Data excerpts:
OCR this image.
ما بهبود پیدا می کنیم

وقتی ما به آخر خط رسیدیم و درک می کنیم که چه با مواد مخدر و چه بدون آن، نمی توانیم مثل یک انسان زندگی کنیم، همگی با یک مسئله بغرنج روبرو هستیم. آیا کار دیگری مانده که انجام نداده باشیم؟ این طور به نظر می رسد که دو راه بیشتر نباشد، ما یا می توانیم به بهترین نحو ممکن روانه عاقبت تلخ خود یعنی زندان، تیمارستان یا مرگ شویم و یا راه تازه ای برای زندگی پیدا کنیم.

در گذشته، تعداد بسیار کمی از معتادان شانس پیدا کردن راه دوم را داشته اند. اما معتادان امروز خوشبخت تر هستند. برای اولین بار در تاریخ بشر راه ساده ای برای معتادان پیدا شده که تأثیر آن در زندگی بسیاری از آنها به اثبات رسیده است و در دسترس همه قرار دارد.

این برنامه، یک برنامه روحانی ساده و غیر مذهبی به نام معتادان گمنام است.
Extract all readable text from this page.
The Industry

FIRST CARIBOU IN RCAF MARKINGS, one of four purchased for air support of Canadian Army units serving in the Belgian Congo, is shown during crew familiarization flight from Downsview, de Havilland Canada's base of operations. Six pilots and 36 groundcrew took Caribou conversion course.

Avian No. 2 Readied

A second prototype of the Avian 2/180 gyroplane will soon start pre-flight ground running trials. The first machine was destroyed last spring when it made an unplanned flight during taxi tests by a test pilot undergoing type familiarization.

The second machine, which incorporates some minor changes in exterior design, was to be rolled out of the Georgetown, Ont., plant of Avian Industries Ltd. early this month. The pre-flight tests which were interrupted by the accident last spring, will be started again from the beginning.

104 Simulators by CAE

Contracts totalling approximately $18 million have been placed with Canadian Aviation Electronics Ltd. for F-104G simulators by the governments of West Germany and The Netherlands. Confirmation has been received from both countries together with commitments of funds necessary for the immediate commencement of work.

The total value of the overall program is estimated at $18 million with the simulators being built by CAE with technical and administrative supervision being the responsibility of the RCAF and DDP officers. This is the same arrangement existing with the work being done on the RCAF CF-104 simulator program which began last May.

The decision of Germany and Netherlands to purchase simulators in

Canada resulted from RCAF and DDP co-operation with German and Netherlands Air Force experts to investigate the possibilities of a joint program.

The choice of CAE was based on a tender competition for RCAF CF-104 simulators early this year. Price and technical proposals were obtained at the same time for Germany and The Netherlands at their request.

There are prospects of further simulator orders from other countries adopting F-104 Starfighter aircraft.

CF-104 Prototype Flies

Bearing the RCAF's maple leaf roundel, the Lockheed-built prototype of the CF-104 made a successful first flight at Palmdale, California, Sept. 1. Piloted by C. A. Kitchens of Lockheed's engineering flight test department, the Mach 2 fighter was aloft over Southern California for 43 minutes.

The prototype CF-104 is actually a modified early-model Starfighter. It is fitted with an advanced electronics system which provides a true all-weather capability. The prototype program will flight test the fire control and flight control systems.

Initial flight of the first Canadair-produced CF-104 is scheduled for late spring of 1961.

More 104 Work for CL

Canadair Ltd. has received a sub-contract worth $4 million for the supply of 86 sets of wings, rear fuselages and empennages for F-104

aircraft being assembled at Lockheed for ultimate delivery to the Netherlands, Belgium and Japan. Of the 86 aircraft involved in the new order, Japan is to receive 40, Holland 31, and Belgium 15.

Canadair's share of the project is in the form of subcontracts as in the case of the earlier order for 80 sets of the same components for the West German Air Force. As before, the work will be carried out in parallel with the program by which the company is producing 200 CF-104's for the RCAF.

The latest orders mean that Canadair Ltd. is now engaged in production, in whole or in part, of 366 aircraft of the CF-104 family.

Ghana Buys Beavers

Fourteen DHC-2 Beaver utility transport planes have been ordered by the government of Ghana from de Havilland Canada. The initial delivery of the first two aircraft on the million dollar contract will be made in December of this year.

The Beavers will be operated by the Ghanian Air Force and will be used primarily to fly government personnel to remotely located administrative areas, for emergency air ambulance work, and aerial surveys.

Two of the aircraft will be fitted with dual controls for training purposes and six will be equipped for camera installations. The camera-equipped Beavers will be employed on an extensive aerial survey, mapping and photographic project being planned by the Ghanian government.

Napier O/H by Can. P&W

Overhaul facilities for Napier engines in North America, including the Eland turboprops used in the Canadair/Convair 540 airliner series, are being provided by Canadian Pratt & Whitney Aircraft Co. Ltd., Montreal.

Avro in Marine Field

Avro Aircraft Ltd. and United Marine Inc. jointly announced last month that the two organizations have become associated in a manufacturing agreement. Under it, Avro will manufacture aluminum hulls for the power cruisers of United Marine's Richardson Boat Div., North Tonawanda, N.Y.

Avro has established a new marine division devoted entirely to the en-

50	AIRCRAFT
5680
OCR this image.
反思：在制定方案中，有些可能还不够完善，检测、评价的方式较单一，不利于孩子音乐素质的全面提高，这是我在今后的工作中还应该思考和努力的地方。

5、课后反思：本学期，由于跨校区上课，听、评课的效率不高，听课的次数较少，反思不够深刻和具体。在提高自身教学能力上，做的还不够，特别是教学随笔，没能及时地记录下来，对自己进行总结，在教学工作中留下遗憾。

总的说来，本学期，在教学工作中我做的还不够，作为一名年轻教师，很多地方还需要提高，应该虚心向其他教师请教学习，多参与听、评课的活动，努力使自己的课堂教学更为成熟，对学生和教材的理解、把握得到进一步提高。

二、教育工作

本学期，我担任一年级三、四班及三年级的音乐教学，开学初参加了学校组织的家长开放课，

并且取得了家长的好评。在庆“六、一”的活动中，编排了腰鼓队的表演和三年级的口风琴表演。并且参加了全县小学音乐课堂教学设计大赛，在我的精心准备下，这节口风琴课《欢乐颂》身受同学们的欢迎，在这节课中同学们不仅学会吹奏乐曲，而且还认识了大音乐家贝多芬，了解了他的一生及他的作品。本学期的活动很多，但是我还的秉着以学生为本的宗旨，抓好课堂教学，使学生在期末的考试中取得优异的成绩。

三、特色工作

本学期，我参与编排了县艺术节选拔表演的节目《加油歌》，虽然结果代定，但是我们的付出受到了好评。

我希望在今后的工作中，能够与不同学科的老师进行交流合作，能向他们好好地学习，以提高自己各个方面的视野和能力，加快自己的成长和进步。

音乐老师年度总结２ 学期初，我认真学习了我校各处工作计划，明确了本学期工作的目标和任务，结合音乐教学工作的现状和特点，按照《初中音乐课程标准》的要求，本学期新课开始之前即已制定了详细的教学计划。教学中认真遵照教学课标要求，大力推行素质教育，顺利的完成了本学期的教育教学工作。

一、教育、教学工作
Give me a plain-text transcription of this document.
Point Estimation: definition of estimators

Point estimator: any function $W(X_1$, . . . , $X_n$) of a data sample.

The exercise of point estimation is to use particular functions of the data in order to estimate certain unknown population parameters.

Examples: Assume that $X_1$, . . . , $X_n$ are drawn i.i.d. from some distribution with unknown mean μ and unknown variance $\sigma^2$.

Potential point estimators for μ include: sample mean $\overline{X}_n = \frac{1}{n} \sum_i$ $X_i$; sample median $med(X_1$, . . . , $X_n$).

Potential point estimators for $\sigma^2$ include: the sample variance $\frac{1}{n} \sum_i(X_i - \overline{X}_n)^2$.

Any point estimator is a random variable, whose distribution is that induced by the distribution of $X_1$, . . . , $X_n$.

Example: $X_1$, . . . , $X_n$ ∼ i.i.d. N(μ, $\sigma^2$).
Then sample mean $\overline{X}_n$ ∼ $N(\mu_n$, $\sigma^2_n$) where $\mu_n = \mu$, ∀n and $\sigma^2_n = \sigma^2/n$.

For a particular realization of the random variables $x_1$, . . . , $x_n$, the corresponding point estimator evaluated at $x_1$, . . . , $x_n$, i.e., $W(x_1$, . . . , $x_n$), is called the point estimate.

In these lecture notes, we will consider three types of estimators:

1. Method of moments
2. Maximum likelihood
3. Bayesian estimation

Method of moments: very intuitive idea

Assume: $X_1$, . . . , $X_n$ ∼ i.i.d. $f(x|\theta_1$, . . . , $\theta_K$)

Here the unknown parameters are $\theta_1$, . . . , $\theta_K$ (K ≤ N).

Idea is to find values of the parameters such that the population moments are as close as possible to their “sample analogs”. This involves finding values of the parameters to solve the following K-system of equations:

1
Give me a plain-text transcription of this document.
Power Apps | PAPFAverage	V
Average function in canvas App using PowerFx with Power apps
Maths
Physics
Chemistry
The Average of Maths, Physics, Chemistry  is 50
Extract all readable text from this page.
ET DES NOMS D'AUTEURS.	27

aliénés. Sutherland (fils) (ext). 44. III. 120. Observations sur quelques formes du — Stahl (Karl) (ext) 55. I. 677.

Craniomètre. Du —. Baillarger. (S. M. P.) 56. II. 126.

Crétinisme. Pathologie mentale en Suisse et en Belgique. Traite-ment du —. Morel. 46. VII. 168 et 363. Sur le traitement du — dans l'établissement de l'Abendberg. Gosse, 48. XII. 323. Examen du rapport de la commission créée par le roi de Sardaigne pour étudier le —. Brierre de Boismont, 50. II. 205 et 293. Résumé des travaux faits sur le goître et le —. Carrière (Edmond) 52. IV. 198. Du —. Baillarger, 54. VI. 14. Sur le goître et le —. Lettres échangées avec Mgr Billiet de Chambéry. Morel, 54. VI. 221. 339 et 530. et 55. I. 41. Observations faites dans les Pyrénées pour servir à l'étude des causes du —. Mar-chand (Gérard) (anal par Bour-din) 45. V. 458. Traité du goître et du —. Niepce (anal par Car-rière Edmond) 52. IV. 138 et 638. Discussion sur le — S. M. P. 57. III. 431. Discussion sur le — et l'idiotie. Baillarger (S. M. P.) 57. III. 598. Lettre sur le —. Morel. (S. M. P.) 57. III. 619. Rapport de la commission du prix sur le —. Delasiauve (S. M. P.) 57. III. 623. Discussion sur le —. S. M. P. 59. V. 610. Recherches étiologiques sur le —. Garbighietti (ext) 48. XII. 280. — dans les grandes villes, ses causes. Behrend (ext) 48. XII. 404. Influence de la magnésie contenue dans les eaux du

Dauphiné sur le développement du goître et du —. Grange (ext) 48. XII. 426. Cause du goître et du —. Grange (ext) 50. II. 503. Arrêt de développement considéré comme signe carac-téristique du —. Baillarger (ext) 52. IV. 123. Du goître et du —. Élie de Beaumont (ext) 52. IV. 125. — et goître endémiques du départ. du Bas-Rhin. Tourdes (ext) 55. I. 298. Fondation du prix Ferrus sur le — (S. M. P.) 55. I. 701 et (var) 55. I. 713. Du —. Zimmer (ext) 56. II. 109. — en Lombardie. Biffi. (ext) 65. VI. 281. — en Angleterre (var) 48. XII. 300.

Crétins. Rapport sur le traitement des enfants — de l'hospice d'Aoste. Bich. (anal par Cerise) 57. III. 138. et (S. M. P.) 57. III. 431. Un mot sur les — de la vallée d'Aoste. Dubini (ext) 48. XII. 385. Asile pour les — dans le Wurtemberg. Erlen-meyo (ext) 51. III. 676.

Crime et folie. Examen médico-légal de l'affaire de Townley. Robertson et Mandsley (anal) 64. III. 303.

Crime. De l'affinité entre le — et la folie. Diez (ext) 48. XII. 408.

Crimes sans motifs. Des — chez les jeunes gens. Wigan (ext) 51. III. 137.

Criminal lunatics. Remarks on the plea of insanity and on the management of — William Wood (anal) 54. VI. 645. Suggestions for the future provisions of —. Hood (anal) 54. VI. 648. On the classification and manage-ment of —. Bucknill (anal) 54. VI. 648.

## Task statement:
Write out every line of the listing that holds the word "Ghana".

## Result:
Ghana Buys Beavers
Fourteen DHC-2 Beaver utility transport planes have been ordered by the government of Ghana from de Havilland Canada. The initial delivery of the first two aircraft on the million dollar contract will be made in December of this year.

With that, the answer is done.